Lines containing the word "JSON" are the ones to copy from the records below.
---------- Stored rows ----------
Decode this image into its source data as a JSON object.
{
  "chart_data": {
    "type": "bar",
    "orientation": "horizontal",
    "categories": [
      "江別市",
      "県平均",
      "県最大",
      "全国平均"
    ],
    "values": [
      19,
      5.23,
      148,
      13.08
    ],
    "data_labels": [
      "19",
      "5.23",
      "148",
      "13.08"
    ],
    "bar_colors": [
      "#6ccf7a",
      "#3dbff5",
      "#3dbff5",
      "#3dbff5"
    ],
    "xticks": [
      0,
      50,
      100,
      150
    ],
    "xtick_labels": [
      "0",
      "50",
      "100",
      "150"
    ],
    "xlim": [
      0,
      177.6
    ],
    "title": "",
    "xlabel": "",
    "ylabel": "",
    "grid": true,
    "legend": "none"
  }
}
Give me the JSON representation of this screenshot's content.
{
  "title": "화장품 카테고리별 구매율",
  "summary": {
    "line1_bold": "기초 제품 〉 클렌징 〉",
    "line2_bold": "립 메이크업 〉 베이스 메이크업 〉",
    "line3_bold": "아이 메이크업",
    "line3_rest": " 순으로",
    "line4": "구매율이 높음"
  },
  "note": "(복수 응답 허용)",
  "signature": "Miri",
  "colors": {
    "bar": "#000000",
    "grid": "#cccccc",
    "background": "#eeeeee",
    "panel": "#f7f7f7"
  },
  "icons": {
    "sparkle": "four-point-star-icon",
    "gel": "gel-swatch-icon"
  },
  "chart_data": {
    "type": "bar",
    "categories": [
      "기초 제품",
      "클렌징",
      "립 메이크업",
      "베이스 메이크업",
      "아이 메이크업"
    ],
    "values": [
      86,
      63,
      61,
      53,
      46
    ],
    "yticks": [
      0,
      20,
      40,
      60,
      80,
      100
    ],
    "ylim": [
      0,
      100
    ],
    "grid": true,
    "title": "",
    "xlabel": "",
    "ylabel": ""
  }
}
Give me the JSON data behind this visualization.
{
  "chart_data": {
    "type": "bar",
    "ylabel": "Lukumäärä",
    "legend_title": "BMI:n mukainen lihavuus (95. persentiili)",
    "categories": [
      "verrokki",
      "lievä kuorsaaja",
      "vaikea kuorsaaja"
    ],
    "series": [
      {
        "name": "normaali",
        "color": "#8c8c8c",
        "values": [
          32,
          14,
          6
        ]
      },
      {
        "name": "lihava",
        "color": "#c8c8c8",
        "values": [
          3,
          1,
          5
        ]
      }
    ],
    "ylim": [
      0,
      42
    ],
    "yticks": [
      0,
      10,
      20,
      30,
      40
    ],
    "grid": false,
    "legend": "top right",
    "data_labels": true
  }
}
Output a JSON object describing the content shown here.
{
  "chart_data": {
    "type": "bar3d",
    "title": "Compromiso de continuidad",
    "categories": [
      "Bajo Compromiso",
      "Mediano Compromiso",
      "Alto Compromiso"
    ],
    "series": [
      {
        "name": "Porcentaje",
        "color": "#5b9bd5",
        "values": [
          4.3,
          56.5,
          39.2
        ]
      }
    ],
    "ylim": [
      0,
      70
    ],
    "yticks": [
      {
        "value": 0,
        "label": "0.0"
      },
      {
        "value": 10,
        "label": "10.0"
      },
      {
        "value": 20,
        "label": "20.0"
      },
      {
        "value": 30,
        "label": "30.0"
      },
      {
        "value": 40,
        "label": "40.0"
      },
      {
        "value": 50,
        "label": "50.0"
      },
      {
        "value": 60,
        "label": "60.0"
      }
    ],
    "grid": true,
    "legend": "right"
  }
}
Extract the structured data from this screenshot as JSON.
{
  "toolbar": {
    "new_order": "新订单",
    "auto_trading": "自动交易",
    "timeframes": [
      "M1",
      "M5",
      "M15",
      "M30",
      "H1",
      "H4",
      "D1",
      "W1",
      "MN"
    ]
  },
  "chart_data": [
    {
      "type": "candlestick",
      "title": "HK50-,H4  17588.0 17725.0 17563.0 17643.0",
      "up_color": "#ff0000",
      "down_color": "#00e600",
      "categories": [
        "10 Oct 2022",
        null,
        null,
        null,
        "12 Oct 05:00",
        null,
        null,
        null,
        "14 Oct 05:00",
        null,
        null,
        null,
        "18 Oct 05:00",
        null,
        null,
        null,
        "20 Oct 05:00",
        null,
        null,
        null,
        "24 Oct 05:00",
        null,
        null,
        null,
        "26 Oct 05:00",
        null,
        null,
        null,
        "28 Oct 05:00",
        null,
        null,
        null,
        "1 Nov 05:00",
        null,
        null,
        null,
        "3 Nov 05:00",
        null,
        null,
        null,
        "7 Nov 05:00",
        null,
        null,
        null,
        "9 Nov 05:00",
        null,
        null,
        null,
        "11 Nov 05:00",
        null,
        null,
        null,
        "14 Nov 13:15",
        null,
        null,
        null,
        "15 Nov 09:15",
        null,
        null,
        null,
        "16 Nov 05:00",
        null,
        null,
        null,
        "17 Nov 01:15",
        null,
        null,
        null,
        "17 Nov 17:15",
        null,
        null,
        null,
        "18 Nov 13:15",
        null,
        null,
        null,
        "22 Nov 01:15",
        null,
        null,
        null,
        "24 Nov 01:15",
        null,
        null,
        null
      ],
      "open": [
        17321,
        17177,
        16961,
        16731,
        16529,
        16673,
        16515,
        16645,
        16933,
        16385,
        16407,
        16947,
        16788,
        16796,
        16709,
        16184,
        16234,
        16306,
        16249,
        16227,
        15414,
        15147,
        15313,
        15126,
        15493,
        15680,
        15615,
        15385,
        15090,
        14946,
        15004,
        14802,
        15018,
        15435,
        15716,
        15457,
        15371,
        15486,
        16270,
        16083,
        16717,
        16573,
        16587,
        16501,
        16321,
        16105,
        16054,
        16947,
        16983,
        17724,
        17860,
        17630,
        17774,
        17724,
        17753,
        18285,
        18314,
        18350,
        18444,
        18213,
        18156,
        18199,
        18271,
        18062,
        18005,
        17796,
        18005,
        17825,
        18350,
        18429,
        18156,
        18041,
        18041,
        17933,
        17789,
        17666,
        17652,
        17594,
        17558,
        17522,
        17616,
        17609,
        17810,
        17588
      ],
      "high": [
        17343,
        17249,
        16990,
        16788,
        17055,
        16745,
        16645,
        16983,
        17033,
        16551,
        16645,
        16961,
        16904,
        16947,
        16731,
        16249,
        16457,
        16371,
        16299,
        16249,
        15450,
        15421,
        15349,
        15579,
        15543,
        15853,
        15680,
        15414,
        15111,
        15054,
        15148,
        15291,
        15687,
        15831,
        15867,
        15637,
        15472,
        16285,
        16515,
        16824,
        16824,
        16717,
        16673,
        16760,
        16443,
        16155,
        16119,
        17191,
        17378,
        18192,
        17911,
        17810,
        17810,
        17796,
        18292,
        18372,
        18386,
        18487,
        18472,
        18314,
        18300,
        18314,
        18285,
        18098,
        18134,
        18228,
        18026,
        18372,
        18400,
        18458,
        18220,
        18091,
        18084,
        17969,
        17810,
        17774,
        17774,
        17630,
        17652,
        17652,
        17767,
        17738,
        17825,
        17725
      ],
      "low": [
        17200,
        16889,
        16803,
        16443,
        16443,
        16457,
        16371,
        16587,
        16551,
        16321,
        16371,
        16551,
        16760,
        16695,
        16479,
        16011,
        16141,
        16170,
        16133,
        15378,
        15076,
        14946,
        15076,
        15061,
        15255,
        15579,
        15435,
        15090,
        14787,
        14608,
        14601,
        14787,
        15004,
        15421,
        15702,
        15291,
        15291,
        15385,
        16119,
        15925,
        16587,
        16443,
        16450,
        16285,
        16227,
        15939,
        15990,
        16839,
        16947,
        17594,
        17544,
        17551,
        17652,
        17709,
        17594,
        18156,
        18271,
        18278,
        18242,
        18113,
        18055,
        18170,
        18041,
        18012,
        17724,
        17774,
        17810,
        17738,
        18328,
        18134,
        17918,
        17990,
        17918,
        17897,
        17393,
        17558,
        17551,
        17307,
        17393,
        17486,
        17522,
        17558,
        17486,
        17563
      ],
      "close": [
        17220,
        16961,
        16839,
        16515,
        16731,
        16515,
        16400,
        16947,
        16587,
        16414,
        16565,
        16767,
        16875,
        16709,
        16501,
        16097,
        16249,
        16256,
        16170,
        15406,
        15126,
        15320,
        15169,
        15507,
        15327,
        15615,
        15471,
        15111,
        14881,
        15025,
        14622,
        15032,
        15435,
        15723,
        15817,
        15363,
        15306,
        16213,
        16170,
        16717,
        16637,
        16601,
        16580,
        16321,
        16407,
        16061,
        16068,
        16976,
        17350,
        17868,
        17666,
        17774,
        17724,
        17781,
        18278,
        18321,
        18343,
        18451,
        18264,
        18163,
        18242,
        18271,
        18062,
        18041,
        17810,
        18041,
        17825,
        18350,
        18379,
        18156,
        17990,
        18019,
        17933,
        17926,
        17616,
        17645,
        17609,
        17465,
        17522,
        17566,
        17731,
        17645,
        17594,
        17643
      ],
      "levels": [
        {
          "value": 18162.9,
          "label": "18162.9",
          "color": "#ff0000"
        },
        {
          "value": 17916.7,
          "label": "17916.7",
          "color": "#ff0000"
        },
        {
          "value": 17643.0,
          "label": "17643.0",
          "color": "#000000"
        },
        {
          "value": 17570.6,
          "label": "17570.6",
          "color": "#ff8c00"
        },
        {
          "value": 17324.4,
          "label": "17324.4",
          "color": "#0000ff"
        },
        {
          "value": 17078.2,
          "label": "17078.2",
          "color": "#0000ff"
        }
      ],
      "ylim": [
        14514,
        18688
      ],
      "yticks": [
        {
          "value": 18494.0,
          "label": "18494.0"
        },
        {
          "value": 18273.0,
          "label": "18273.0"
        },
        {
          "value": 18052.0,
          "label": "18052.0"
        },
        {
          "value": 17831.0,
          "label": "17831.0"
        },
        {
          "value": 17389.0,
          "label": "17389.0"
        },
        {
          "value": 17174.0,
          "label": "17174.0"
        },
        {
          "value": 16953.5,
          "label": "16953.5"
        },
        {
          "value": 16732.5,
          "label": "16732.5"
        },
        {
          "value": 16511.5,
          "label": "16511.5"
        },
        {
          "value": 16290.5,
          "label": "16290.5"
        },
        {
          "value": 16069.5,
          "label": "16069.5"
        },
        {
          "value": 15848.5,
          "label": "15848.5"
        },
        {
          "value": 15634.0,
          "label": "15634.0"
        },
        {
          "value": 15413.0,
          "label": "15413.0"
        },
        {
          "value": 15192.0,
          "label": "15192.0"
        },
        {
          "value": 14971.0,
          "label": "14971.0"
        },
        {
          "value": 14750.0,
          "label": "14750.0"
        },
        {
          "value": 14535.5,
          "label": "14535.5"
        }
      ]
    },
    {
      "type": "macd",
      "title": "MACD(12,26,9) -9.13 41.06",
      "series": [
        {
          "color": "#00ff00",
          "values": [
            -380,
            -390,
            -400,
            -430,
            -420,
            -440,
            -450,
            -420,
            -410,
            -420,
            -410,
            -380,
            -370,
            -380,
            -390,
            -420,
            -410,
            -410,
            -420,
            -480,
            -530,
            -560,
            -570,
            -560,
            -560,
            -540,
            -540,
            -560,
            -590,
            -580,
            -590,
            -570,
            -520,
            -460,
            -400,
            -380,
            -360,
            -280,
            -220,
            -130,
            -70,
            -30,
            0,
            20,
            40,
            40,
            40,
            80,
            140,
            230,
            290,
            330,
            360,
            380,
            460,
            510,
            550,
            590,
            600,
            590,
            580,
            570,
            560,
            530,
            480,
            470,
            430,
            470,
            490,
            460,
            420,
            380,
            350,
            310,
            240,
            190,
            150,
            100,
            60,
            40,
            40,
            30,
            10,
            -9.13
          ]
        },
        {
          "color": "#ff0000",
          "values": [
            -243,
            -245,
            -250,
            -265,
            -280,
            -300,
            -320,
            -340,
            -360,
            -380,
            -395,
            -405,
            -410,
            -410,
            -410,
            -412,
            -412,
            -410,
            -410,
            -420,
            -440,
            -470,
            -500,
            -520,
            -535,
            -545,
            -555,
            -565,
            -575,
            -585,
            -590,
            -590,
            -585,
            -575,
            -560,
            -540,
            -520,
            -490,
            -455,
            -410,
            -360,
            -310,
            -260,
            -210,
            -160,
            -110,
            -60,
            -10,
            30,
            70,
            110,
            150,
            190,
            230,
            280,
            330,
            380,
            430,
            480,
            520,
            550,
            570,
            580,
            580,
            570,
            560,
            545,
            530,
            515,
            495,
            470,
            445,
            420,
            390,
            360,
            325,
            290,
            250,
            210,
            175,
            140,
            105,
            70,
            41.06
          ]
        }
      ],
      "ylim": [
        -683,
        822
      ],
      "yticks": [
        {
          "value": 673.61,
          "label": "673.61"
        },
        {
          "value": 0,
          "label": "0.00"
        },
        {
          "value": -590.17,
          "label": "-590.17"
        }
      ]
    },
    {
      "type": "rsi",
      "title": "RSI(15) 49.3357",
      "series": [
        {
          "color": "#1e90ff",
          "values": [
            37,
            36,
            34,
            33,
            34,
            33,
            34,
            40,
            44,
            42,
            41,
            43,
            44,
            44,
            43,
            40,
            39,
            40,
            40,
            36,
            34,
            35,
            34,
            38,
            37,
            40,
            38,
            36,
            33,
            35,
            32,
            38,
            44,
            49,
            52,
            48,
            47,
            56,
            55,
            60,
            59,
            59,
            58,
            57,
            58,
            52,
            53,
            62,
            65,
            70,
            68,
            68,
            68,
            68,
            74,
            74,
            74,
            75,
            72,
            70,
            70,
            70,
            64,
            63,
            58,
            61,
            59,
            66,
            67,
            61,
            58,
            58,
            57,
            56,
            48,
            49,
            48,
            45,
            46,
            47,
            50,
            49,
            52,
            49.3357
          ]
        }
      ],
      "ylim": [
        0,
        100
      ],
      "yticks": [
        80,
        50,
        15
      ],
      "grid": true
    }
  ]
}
----------
- _Output for this exercise_
Decode this image into its source data as a JSON object.
Give me the JSON representation of this screenshot's content.
Give me the JSON data behind this visualization.
Output a JSON object describing the content shown here.
Extract the structured data from this screenshot as JSON.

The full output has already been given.